Entries from a dataset
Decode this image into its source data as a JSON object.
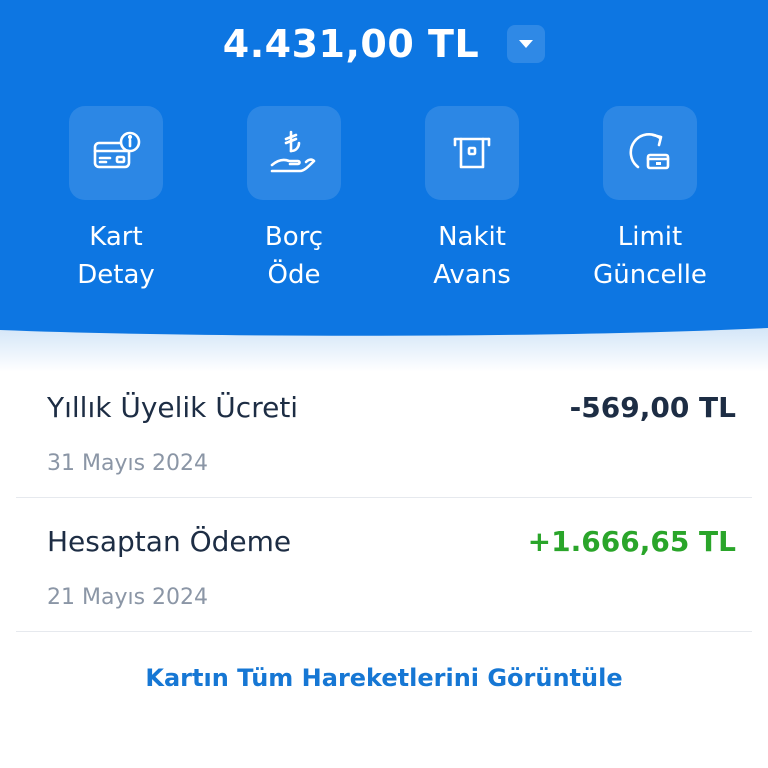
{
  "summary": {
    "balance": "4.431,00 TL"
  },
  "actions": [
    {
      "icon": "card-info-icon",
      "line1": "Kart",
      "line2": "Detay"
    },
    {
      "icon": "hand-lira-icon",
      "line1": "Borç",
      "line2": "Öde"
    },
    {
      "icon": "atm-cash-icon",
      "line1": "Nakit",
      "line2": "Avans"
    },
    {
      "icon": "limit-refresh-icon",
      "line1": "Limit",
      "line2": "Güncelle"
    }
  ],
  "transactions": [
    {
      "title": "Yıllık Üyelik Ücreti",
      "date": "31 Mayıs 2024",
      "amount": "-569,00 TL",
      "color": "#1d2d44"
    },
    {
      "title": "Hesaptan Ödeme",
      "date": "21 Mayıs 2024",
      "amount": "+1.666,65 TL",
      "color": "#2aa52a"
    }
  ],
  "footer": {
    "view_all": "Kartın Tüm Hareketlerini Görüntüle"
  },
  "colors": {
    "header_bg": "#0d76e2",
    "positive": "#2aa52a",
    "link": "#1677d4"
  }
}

▶ _TASK BRIEF_: Leave out the pictures and restate everything else word for word.

▶ _RESPONSE BELOW_:
Decode this image into its source data as a JSON object.
{
  "summary": {
    "balance": "4.431,00 TL"
  },
  "actions": [
    {
      "icon": "card-info-icon",
      "line1": "Kart",
      "line2": "Detay"
    },
    {
      "icon": "hand-lira-icon",
      "line1": "Borç",
      "line2": "Öde"
    },
    {
      "icon": "atm-cash-icon",
      "line1": "Nakit",
      "line2": "Avans"
    },
    {
      "icon": "limit-refresh-icon",
      "line1": "Limit",
      "line2": "Güncelle"
    }
  ],
  "transactions": [
    {
      "title": "Yıllık Üyelik Ücreti",
      "date": "31 Mayıs 2024",
      "amount": "-569,00 TL",
      "color": "#1d2d44"
    },
    {
      "title": "Hesaptan Ödeme",
      "date": "21 Mayıs 2024",
      "amount": "+1.666,65 TL",
      "color": "#2aa52a"
    }
  ],
  "footer": {
    "view_all": "Kartın Tüm Hareketlerini Görüntüle"
  },
  "colors": {
    "header_bg": "#0d76e2",
    "positive": "#2aa52a",
    "link": "#1677d4"
  }
}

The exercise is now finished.